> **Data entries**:
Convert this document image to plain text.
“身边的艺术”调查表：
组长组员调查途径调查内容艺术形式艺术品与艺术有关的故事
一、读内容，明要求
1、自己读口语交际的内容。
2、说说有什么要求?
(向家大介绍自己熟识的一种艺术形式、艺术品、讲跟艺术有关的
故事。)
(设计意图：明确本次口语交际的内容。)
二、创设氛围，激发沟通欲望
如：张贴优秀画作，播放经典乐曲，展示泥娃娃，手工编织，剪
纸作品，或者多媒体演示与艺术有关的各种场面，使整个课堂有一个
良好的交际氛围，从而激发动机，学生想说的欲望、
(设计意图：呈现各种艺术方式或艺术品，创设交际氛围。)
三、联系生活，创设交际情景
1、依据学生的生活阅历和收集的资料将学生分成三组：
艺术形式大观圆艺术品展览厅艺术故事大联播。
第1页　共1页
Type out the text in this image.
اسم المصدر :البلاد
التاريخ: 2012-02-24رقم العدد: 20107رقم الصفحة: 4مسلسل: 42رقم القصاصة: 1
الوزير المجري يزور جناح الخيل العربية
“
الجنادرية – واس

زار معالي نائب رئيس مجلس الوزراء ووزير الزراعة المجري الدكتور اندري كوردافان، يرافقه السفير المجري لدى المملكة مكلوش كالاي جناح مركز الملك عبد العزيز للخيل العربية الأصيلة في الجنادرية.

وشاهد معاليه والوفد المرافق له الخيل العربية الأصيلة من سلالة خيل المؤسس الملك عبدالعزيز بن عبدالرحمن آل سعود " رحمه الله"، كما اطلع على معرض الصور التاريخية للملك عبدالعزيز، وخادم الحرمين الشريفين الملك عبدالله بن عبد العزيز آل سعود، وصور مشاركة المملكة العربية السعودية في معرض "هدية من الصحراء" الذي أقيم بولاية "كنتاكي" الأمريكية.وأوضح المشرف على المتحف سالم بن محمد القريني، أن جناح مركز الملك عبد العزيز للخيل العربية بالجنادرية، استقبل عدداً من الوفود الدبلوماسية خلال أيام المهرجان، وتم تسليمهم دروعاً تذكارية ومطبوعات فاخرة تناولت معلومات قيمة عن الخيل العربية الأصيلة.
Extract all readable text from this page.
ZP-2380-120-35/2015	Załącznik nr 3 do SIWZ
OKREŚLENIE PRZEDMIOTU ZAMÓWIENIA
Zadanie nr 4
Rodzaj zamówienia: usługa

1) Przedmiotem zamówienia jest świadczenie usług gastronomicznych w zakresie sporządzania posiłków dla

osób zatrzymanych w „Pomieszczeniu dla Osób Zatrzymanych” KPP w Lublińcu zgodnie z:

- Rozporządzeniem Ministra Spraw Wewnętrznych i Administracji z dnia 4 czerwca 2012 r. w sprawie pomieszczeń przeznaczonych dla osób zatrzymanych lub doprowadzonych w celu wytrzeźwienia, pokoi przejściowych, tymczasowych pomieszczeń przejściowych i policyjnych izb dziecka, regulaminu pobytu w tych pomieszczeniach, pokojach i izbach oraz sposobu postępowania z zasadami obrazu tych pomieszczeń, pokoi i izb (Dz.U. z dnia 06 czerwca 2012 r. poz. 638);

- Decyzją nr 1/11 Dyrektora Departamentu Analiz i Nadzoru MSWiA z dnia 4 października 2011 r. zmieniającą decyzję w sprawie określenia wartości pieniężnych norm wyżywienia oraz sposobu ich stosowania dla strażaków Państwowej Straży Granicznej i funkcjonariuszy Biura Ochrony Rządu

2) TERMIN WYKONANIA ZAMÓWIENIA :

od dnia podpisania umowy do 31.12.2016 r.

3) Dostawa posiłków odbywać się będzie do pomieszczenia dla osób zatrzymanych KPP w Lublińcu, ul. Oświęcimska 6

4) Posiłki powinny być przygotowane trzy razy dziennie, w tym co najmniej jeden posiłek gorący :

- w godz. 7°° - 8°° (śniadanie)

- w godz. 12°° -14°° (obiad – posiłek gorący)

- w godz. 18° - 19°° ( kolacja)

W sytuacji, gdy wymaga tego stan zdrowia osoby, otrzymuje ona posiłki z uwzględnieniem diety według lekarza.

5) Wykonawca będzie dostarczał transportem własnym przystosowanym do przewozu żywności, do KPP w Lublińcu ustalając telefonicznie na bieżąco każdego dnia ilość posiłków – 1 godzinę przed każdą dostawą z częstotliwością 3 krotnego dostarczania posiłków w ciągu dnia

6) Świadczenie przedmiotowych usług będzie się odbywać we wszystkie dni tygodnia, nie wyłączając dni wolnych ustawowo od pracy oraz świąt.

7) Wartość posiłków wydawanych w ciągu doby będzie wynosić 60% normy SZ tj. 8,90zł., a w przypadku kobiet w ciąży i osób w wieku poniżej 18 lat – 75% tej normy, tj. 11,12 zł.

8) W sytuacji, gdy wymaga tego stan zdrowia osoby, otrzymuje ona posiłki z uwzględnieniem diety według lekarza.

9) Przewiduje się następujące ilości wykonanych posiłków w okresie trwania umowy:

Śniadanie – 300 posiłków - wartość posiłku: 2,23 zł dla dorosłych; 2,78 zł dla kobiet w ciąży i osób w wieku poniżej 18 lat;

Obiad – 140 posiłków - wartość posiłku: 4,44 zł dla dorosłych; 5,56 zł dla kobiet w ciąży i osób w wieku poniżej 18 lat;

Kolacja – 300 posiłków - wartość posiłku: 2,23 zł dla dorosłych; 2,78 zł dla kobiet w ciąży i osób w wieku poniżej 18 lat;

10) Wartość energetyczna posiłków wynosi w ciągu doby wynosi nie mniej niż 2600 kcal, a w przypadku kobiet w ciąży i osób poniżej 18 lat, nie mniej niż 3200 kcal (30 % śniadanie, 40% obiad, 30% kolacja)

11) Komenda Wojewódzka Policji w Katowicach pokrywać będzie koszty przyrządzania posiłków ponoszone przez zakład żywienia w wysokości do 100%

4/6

> **What you will do**:
How many lines in these entries contain the string "otrzymuje"? State the number and nothing more.

> **Response to this exercise**:
2